• [Extracts from a graphics dataset]:
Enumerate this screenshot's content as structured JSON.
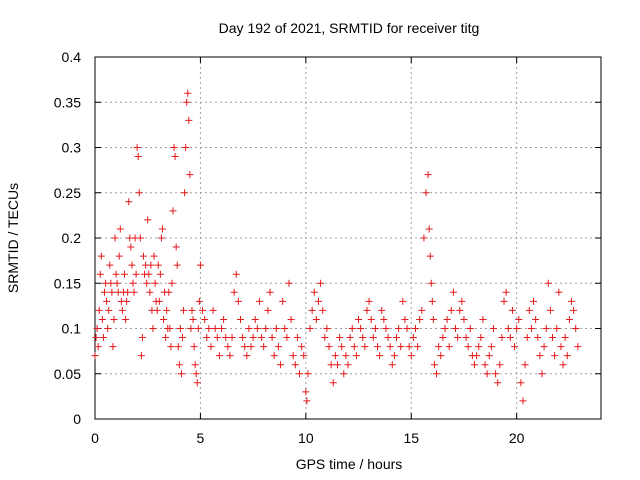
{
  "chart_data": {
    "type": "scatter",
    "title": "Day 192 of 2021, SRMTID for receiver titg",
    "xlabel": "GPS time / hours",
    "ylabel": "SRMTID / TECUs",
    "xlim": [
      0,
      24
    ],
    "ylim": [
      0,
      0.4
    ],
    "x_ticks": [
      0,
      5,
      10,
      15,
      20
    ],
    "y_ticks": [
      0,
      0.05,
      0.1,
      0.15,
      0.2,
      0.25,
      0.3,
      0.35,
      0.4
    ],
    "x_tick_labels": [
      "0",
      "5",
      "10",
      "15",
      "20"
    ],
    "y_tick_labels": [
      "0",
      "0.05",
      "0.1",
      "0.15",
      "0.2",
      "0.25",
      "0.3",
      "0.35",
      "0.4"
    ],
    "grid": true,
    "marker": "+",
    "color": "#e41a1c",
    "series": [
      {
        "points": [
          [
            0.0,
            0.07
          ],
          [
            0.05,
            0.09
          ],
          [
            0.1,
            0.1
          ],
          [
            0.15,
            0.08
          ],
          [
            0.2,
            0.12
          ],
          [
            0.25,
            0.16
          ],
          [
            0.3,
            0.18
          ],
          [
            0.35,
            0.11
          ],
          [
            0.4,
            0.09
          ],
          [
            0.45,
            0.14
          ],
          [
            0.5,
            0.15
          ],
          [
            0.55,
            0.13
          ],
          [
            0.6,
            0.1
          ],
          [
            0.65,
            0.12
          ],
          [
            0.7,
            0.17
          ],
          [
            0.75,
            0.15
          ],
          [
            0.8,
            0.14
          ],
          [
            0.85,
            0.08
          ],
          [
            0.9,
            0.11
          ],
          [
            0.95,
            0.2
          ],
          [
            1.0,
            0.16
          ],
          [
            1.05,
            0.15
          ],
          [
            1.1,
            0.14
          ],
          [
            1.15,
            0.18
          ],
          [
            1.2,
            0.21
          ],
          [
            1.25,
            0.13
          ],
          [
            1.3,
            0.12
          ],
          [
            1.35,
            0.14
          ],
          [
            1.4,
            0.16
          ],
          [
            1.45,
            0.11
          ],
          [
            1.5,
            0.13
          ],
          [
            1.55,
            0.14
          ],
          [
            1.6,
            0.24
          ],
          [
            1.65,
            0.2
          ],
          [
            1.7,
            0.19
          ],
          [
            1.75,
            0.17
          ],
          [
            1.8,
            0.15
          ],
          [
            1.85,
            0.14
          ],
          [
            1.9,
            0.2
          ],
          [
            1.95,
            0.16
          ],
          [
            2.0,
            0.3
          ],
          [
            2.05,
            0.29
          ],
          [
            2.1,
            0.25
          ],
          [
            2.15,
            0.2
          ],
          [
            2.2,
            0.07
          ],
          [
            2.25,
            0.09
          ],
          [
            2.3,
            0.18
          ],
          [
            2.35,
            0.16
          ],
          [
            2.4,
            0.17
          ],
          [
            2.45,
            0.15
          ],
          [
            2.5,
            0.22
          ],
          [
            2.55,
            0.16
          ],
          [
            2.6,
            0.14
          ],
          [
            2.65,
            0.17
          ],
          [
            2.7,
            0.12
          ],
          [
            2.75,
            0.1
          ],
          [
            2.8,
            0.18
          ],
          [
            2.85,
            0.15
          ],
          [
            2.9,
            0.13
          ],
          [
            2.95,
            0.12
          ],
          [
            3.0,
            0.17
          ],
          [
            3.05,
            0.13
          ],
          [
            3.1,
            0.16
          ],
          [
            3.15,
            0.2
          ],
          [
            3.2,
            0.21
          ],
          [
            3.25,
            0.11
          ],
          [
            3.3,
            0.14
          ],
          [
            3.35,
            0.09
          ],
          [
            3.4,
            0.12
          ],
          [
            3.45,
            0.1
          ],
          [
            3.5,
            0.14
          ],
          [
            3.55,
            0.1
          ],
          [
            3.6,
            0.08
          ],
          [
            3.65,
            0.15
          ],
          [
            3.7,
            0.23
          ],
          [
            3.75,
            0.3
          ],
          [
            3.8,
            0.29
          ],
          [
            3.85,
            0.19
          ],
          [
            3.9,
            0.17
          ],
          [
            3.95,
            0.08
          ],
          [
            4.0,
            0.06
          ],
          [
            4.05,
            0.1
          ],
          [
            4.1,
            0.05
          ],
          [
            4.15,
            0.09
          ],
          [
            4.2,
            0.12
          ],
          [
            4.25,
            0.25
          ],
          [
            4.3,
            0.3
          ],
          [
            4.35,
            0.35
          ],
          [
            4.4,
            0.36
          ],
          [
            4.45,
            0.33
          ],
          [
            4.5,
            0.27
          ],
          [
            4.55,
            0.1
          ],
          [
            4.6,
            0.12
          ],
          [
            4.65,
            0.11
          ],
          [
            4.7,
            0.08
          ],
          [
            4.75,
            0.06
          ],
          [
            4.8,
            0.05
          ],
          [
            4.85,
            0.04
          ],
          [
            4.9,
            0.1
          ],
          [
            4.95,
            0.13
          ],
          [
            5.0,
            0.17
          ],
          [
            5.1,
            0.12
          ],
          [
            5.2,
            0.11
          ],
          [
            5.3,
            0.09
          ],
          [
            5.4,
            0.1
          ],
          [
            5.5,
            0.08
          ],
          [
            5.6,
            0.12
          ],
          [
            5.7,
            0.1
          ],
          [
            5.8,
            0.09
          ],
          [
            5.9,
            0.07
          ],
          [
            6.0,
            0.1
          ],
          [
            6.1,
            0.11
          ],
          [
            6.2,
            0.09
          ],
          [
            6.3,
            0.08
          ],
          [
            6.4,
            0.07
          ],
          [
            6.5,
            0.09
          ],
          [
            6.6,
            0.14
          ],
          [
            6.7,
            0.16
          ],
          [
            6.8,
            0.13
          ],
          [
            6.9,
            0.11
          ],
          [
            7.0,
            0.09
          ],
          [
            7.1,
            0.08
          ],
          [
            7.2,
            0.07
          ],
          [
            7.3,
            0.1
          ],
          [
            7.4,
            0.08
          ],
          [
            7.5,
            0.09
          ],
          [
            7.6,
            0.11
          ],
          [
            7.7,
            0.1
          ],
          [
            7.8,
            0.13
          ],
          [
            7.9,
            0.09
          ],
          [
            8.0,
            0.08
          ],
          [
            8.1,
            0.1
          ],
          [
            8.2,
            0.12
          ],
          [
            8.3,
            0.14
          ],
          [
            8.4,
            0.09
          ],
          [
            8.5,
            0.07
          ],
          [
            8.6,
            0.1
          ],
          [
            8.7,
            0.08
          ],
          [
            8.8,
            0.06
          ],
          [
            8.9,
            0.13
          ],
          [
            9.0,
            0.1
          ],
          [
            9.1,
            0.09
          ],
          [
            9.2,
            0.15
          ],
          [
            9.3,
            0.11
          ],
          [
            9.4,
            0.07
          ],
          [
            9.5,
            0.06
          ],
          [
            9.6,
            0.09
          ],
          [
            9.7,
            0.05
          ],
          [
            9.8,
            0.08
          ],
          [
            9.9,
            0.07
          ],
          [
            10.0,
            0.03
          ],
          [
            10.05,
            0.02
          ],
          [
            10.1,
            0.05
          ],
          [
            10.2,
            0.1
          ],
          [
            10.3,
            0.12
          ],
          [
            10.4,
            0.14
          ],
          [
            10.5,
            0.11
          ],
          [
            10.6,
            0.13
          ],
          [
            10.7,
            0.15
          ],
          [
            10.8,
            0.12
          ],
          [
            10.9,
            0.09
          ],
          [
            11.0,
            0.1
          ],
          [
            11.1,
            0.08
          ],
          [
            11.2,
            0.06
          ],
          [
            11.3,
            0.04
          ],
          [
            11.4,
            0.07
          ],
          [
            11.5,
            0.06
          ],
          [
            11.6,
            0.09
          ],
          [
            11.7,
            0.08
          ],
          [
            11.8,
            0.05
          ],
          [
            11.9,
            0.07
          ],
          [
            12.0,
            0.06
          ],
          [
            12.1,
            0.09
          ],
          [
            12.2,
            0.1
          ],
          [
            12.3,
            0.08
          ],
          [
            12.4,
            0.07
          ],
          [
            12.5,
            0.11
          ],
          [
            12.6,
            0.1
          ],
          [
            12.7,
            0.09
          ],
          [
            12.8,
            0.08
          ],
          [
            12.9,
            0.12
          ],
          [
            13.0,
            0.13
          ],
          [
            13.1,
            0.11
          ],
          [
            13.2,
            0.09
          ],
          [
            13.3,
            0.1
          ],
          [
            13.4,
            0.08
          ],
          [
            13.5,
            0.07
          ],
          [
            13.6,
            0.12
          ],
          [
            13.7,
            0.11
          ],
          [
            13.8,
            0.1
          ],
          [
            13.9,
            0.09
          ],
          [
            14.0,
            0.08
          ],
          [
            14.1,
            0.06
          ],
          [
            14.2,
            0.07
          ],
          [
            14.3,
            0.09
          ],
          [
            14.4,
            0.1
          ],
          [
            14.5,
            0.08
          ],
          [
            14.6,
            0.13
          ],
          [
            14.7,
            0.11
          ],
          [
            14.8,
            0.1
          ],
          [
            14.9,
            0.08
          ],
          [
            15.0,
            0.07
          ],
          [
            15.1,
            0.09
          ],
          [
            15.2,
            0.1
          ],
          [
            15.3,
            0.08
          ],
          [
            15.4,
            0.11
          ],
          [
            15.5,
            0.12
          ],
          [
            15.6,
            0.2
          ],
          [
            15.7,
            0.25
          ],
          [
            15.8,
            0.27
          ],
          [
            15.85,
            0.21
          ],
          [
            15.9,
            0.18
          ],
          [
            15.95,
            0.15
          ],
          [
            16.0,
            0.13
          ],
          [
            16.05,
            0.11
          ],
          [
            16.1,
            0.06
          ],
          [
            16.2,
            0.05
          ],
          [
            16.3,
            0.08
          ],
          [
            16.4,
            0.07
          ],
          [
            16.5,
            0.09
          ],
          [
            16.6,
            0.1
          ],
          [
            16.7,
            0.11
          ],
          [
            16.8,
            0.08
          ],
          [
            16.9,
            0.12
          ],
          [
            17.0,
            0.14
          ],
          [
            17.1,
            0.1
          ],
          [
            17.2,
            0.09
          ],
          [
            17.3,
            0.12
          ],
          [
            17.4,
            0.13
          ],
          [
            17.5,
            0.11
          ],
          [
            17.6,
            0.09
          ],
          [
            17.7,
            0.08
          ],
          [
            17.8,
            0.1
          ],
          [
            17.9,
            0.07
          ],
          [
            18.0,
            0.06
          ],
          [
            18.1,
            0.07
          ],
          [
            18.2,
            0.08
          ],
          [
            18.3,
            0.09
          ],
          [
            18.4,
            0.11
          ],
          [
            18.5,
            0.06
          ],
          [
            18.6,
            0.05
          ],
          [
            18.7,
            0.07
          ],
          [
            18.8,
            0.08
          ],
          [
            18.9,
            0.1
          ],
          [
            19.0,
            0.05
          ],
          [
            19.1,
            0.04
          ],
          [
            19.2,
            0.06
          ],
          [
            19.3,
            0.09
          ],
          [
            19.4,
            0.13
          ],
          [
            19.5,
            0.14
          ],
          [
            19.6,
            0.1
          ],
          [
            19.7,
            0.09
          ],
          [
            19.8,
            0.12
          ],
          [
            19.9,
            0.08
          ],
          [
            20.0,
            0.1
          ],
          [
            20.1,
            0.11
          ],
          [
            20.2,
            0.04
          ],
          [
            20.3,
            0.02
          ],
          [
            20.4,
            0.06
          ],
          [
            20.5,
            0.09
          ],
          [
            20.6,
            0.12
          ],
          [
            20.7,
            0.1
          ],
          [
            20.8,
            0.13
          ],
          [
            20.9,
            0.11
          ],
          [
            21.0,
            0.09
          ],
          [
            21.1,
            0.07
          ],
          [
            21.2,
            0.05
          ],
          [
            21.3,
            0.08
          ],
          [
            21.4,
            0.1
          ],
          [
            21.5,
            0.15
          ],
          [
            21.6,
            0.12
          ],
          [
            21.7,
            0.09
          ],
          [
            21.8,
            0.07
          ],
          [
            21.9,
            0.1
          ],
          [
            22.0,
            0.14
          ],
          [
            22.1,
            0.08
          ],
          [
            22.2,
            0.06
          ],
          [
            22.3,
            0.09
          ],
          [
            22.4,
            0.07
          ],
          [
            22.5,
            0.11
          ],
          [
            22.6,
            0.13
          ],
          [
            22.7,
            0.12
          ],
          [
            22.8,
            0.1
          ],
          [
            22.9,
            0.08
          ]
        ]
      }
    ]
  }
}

• [Task details]:
Identify every line above that includes the word "SRMTID", and show those lines.

• [Full response]:
    "title": "Day 192 of 2021, SRMTID for receiver titg",
    "ylabel": "SRMTID / TECUs",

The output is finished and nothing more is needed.